**Records for processing**
——————
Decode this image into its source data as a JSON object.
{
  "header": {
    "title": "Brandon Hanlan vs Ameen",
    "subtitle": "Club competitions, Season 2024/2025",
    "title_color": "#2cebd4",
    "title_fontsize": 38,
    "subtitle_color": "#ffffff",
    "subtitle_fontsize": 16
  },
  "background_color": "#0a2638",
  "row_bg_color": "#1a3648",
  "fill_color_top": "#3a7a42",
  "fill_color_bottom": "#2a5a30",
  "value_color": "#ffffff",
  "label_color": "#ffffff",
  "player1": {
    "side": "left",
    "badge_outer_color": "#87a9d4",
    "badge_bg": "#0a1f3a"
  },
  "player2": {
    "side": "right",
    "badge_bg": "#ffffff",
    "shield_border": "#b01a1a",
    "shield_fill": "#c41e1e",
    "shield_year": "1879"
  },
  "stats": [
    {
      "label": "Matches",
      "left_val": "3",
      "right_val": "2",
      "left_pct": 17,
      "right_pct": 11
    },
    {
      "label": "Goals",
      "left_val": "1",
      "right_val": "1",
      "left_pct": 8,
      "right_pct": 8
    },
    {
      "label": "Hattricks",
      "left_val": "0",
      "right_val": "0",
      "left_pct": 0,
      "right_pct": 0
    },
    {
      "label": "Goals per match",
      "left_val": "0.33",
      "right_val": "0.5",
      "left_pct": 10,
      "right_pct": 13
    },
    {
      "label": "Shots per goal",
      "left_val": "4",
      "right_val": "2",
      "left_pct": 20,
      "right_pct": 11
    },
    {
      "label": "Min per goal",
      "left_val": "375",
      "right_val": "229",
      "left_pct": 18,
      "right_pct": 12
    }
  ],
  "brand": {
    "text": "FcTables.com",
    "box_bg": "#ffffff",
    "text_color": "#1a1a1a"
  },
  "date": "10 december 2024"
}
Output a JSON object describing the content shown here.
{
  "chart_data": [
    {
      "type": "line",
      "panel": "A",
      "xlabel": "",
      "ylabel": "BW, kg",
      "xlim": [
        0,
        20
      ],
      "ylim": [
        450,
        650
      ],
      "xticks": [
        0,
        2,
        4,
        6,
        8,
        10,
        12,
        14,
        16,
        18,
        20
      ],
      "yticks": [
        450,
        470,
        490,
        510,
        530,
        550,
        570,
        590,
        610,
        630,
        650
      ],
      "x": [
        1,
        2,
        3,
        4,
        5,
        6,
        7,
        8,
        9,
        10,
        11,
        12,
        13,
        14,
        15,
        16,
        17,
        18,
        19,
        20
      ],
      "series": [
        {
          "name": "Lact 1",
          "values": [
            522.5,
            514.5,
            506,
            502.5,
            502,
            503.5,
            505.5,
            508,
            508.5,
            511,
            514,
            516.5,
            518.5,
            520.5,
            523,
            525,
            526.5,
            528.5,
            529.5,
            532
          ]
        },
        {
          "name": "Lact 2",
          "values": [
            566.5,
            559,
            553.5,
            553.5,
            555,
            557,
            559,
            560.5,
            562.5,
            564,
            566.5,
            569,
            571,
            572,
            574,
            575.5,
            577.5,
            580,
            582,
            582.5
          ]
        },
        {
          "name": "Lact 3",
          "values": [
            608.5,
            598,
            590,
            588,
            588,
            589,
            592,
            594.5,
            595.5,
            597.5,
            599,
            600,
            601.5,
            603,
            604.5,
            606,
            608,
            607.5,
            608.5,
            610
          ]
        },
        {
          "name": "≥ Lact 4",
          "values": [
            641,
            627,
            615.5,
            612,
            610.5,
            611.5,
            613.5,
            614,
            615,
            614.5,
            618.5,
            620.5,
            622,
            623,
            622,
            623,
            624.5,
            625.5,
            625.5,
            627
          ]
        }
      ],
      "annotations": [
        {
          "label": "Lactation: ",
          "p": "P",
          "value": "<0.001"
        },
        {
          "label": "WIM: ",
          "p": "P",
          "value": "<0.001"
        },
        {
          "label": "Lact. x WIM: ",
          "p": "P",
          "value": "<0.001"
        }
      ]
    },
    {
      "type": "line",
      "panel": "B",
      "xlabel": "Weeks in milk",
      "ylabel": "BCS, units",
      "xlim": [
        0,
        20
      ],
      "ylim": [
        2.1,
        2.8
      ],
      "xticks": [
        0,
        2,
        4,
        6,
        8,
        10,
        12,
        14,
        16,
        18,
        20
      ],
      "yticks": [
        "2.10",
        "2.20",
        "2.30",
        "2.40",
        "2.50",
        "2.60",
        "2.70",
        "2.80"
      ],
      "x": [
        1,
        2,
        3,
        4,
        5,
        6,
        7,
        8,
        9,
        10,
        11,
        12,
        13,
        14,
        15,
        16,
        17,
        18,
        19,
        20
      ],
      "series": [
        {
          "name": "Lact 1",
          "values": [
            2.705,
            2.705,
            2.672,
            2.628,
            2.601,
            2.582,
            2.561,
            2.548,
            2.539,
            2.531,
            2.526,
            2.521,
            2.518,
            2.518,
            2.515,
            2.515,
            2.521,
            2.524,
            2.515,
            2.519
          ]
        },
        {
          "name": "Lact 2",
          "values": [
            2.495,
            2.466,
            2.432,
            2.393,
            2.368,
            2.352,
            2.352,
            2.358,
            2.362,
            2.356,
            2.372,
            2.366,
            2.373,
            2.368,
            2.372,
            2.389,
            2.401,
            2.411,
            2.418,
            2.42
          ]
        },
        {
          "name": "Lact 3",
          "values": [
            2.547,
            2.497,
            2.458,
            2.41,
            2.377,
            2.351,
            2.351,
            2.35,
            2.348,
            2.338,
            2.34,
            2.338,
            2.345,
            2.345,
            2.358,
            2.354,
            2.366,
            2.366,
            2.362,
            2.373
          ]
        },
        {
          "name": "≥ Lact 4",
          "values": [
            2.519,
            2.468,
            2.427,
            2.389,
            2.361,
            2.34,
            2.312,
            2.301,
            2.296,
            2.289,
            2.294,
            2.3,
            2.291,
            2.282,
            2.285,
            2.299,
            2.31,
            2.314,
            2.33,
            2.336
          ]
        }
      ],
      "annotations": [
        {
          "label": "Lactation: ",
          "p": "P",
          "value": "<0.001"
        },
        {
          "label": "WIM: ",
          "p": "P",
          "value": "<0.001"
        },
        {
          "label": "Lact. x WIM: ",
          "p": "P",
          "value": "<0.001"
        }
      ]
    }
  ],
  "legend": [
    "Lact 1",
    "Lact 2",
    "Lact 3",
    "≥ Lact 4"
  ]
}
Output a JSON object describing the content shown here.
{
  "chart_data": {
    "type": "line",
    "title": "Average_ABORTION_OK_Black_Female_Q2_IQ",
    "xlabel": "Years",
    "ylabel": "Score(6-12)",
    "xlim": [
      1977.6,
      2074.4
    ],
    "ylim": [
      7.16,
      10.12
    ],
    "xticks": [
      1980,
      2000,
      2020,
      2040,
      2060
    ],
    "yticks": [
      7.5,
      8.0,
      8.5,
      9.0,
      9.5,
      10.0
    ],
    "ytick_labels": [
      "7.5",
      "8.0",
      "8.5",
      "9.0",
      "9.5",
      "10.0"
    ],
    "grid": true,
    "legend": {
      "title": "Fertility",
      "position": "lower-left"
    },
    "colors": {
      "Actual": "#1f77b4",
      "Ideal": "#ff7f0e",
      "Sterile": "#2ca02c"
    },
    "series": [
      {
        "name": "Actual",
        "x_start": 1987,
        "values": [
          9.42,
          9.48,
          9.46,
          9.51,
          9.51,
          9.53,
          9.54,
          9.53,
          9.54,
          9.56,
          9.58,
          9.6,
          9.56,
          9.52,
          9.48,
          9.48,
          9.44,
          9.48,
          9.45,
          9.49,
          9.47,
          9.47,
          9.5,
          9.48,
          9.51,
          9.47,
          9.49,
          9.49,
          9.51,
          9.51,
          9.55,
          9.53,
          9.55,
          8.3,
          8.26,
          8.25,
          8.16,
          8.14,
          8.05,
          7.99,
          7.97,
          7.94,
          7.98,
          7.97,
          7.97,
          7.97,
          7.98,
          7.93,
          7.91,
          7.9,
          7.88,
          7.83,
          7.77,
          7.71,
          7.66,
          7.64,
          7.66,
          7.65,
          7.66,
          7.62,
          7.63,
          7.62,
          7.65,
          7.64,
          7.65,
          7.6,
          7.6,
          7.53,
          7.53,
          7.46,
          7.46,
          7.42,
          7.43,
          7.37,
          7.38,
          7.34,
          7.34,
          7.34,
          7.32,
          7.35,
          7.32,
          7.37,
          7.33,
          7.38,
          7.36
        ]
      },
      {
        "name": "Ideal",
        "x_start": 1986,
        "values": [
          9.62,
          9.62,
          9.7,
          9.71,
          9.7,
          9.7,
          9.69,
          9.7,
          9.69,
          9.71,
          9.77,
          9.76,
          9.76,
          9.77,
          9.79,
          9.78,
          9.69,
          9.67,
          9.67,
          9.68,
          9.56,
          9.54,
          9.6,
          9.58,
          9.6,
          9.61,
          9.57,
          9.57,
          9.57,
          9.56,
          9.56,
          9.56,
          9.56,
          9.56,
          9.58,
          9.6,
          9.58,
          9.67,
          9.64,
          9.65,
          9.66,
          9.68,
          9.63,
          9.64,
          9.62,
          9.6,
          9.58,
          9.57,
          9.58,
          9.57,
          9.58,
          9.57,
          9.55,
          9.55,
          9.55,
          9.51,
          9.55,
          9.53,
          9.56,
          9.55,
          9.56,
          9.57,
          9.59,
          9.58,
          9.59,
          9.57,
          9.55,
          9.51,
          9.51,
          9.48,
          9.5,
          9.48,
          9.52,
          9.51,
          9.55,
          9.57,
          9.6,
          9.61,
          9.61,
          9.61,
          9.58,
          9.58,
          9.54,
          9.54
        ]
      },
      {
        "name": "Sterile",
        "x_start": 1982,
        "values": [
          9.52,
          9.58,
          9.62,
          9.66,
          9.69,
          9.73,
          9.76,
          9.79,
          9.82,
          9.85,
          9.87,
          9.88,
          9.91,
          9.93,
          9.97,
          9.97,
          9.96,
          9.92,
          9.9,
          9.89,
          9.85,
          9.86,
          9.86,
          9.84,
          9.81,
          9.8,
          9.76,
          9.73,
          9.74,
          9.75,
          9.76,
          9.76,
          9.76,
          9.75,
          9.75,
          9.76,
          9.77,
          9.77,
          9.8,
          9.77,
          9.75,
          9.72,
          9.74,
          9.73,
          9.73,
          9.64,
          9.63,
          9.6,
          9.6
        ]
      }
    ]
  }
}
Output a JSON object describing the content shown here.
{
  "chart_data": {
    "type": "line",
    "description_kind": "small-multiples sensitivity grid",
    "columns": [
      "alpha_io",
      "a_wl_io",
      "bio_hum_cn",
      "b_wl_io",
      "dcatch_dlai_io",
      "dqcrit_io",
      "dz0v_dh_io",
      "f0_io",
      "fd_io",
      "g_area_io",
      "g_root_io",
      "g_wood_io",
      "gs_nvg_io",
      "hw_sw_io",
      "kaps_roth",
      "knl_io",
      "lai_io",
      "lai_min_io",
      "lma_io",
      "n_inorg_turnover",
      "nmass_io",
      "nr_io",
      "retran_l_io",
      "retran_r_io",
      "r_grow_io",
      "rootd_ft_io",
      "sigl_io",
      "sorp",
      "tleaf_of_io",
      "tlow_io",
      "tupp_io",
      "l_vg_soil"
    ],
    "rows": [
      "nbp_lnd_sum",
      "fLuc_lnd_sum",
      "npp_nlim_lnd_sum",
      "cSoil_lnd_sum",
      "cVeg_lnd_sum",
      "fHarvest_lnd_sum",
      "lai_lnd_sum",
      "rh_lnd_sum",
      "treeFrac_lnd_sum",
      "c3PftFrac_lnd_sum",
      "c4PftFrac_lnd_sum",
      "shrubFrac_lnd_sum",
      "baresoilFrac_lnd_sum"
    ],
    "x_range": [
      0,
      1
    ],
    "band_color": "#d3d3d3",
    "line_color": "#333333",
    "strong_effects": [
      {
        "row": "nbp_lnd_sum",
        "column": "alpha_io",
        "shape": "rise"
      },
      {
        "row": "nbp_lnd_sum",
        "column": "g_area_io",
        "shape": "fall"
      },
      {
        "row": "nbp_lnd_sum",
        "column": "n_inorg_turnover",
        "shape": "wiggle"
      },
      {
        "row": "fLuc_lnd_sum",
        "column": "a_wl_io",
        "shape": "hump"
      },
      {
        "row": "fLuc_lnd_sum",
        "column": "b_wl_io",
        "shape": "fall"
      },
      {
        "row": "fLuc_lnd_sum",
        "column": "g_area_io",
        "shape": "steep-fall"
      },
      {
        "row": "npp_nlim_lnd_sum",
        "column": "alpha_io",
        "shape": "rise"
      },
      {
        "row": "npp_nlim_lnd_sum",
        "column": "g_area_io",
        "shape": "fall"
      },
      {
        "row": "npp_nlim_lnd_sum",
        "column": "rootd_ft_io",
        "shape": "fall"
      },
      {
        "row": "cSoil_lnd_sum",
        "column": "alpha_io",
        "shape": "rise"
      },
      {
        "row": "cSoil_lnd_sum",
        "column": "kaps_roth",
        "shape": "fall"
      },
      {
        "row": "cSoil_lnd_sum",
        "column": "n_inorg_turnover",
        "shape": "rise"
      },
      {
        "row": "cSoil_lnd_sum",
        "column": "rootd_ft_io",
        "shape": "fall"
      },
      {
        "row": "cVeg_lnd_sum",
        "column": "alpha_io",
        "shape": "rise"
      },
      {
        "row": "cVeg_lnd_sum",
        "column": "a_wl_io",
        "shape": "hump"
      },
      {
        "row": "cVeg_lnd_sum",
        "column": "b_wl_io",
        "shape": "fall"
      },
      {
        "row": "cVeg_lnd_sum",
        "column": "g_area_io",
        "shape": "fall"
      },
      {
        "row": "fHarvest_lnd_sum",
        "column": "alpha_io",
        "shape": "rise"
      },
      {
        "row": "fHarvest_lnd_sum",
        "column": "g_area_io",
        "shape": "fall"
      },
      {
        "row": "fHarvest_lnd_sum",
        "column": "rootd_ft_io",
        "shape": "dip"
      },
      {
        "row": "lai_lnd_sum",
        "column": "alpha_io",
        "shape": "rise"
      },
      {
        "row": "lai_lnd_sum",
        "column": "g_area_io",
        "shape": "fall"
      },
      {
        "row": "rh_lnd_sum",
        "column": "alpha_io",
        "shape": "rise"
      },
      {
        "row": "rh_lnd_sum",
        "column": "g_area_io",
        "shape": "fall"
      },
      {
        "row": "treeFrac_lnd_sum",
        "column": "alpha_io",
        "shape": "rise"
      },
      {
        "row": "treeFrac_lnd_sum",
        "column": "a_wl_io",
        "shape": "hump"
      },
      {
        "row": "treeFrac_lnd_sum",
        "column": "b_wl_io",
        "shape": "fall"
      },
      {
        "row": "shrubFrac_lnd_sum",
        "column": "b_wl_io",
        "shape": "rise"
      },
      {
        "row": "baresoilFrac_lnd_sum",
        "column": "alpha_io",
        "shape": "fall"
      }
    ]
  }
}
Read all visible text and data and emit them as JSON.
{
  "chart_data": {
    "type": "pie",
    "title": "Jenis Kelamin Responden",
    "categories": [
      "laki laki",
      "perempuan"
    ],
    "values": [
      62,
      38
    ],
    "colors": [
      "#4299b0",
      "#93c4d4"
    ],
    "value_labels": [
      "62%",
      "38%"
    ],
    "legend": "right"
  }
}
——————
**Job**
Copy exactly, and only, the lines from the one containing "Read all visible" through the last line of the listing.

**Task result**
Read all visible text and data and emit them as JSON.
{
  "chart_data": {
    "type": "pie",
    "title": "Jenis Kelamin Responden",
    "categories": [
      "laki laki",
      "perempuan"
    ],
    "values": [
      62,
      38
    ],
    "colors": [
      "#4299b0",
      "#93c4d4"
    ],
    "value_labels": [
      "62%",
      "38%"
    ],
    "legend": "right"
  }
}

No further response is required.